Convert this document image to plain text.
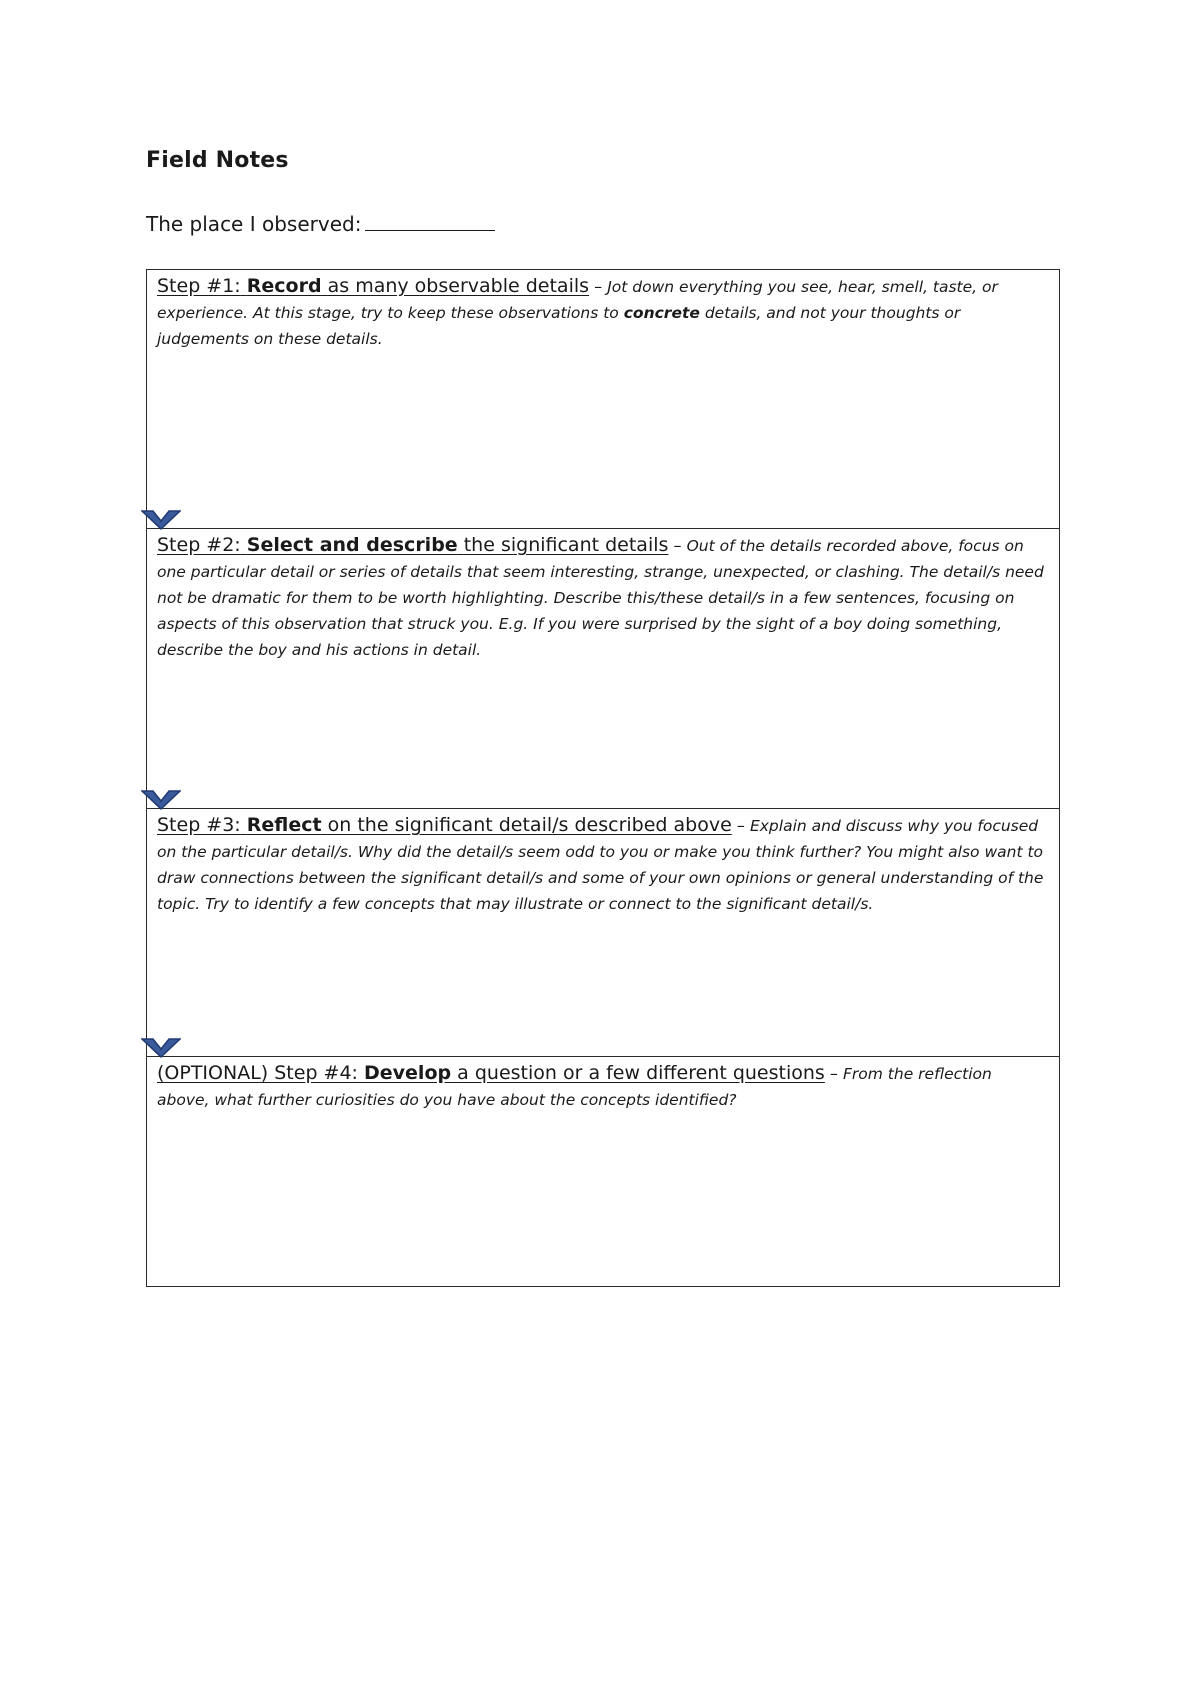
Field Notes
The place I observed:
Step #1: Record as many observable details – Jot down everything you see, hear, smell, taste, or experience. At this stage, try to keep these observations to concrete details, and not your thoughts or judgements on these details.
Step #2: Select and describe the significant details – Out of the details recorded above, focus on one particular detail or series of details that seem interesting, strange, unexpected, or clashing. The detail/s need not be dramatic for them to be worth highlighting. Describe this/these detail/s in a few sentences, focusing on aspects of this observation that struck you. E.g. If you were surprised by the sight of a boy doing something, describe the boy and his actions in detail.
Step #3: Reflect on the significant detail/s described above – Explain and discuss why you focused on the particular detail/s. Why did the detail/s seem odd to you or make you think further? You might also want to draw connections between the significant detail/s and some of your own opinions or general understanding of the topic. Try to identify a few concepts that may illustrate or connect to the significant detail/s.
(OPTIONAL) Step #4: Develop a question or a few different questions – From the reflection above, what further curiosities do you have about the concepts identified?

* Do this
Copy the material above in full and exactly, skipping pictures.

* Full response
Convert this document image to plain text.
Field Notes
The place I observed:
Step #1: Record as many observable details – Jot down everything you see, hear, smell, taste, or experience. At this stage, try to keep these observations to concrete details, and not your thoughts or judgements on these details.
Step #2: Select and describe the significant details – Out of the details recorded above, focus on one particular detail or series of details that seem interesting, strange, unexpected, or clashing. The detail/s need not be dramatic for them to be worth highlighting. Describe this/these detail/s in a few sentences, focusing on aspects of this observation that struck you. E.g. If you were surprised by the sight of a boy doing something, describe the boy and his actions in detail.
Step #3: Reflect on the significant detail/s described above – Explain and discuss why you focused on the particular detail/s. Why did the detail/s seem odd to you or make you think further? You might also want to draw connections between the significant detail/s and some of your own opinions or general understanding of the topic. Try to identify a few concepts that may illustrate or connect to the significant detail/s.
(OPTIONAL) Step #4: Develop a question or a few different questions – From the reflection above, what further curiosities do you have about the concepts identified?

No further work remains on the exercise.